● **Data records**
═══

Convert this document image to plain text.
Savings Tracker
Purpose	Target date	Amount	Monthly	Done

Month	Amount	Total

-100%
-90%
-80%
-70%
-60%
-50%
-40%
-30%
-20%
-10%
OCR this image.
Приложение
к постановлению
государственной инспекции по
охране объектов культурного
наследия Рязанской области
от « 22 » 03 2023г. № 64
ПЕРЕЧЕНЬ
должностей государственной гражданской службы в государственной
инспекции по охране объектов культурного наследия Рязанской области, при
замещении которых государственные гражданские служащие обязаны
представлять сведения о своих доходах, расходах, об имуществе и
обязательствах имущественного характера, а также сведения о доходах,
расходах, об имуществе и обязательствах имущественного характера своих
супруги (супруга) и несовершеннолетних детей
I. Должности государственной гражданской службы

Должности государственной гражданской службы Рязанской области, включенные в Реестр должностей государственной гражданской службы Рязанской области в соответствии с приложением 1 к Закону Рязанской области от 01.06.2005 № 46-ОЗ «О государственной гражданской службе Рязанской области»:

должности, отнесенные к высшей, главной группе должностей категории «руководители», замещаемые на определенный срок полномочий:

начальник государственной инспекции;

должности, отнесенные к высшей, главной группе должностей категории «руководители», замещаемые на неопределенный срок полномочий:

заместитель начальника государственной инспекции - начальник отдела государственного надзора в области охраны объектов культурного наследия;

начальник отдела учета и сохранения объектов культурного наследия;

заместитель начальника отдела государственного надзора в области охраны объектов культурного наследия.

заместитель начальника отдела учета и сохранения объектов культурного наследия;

═══

● **Exercise instructions**
Check each line above for the string "image", then copy the ones that have it.

● **The result**
Convert this document image to plain text.
OCR this image.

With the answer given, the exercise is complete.